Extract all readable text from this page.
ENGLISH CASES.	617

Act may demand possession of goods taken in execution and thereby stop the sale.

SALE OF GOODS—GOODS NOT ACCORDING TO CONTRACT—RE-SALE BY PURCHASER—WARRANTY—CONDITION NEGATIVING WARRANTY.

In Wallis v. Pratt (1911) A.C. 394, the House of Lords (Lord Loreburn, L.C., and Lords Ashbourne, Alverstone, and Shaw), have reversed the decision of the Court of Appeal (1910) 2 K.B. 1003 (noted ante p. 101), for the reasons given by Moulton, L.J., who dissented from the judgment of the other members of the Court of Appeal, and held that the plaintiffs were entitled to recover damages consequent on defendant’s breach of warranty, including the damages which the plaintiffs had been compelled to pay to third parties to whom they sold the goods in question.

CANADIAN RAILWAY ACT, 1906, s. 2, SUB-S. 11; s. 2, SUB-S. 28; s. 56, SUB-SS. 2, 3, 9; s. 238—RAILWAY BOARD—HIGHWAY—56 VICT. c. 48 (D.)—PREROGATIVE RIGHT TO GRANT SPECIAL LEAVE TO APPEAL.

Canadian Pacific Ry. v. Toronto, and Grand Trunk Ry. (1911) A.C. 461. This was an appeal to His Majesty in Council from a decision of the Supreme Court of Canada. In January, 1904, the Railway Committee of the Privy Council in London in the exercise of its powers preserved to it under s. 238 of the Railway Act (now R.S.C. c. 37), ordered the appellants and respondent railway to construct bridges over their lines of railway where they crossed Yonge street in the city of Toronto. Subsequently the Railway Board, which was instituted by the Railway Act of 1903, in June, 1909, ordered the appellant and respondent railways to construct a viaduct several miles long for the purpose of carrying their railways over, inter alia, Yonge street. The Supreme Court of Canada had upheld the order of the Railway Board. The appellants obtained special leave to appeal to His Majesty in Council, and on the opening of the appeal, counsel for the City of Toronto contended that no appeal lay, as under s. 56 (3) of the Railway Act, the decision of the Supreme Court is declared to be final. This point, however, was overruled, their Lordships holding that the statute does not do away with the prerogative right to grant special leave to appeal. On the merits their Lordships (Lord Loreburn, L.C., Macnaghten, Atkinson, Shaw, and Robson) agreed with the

+++

## [Your objective]
Send back every record, precisely as written.

## [Result for this task]
Extract all readable text from this page.
ENGLISH CASES.	617

Act may demand possession of goods taken in execution and thereby stop the sale.

SALE OF GOODS—GOODS NOT ACCORDING TO CONTRACT—RE-SALE BY PURCHASER—WARRANTY—CONDITION NEGATIVING WARRANTY.

In Wallis v. Pratt (1911) A.C. 394, the House of Lords (Lord Loreburn, L.C., and Lords Ashbourne, Alverstone, and Shaw), have reversed the decision of the Court of Appeal (1910) 2 K.B. 1003 (noted ante p. 101), for the reasons given by Moulton, L.J., who dissented from the judgment of the other members of the Court of Appeal, and held that the plaintiffs were entitled to recover damages consequent on defendant’s breach of warranty, including the damages which the plaintiffs had been compelled to pay to third parties to whom they sold the goods in question.

CANADIAN RAILWAY ACT, 1906, s. 2, SUB-S. 11; s. 2, SUB-S. 28; s. 56, SUB-SS. 2, 3, 9; s. 238—RAILWAY BOARD—HIGHWAY—56 VICT. c. 48 (D.)—PREROGATIVE RIGHT TO GRANT SPECIAL LEAVE TO APPEAL.

Canadian Pacific Ry. v. Toronto, and Grand Trunk Ry. (1911) A.C. 461. This was an appeal to His Majesty in Council from a decision of the Supreme Court of Canada. In January, 1904, the Railway Committee of the Privy Council in London in the exercise of its powers preserved to it under s. 238 of the Railway Act (now R.S.C. c. 37), ordered the appellants and respondent railway to construct bridges over their lines of railway where they crossed Yonge street in the city of Toronto. Subsequently the Railway Board, which was instituted by the Railway Act of 1903, in June, 1909, ordered the appellant and respondent railways to construct a viaduct several miles long for the purpose of carrying their railways over, inter alia, Yonge street. The Supreme Court of Canada had upheld the order of the Railway Board. The appellants obtained special leave to appeal to His Majesty in Council, and on the opening of the appeal, counsel for the City of Toronto contended that no appeal lay, as under s. 56 (3) of the Railway Act, the decision of the Supreme Court is declared to be final. This point, however, was overruled, their Lordships holding that the statute does not do away with the prerogative right to grant special leave to appeal. On the merits their Lordships (Lord Loreburn, L.C., Macnaghten, Atkinson, Shaw, and Robson) agreed with the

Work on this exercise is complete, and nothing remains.